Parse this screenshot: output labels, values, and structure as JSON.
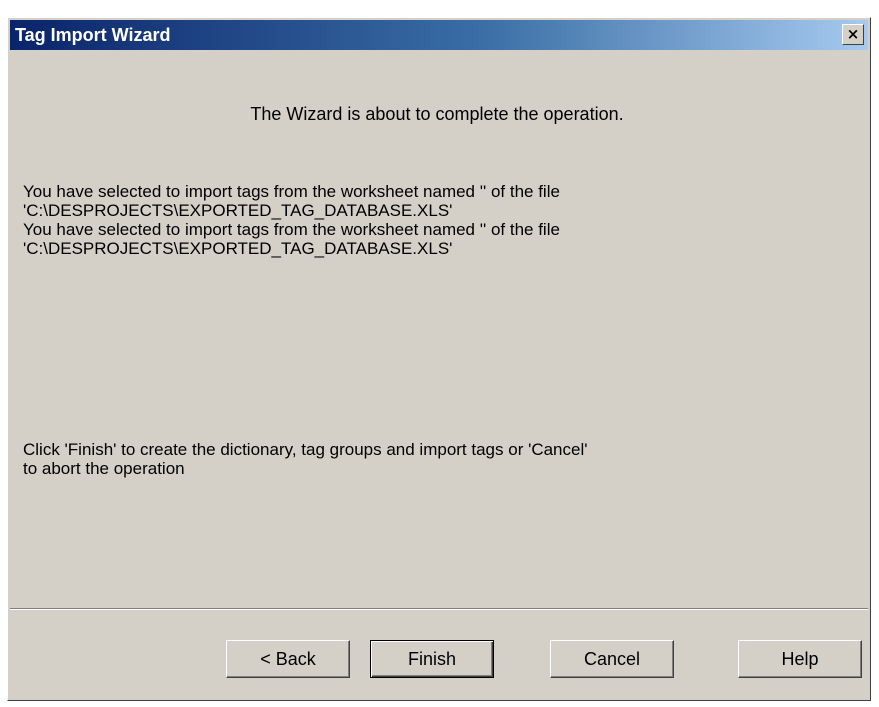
{
  "window": {
    "title": "Tag Import Wizard",
    "close_glyph": "×"
  },
  "content": {
    "headline": "The Wizard is about to complete the operation.",
    "selection_lines": [
      "You have selected to import tags from the worksheet named '' of the file",
      "'C:\\DESPROJECTS\\EXPORTED_TAG_DATABASE.XLS'",
      "You have selected to import tags from the worksheet named '' of the file",
      "'C:\\DESPROJECTS\\EXPORTED_TAG_DATABASE.XLS'"
    ],
    "instruction_lines": [
      "Click 'Finish' to create the dictionary, tag groups and import tags or 'Cancel'",
      "to  abort the operation"
    ]
  },
  "buttons": {
    "back": "< Back",
    "finish": "Finish",
    "cancel": "Cancel",
    "help": "Help"
  }
}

- Written instruction -
Pick out every line holding the string "Finish" and return it.

- Exercise solution -
      "Click 'Finish' to create the dictionary, tag groups and import tags or 'Cancel'",
    "finish": "Finish",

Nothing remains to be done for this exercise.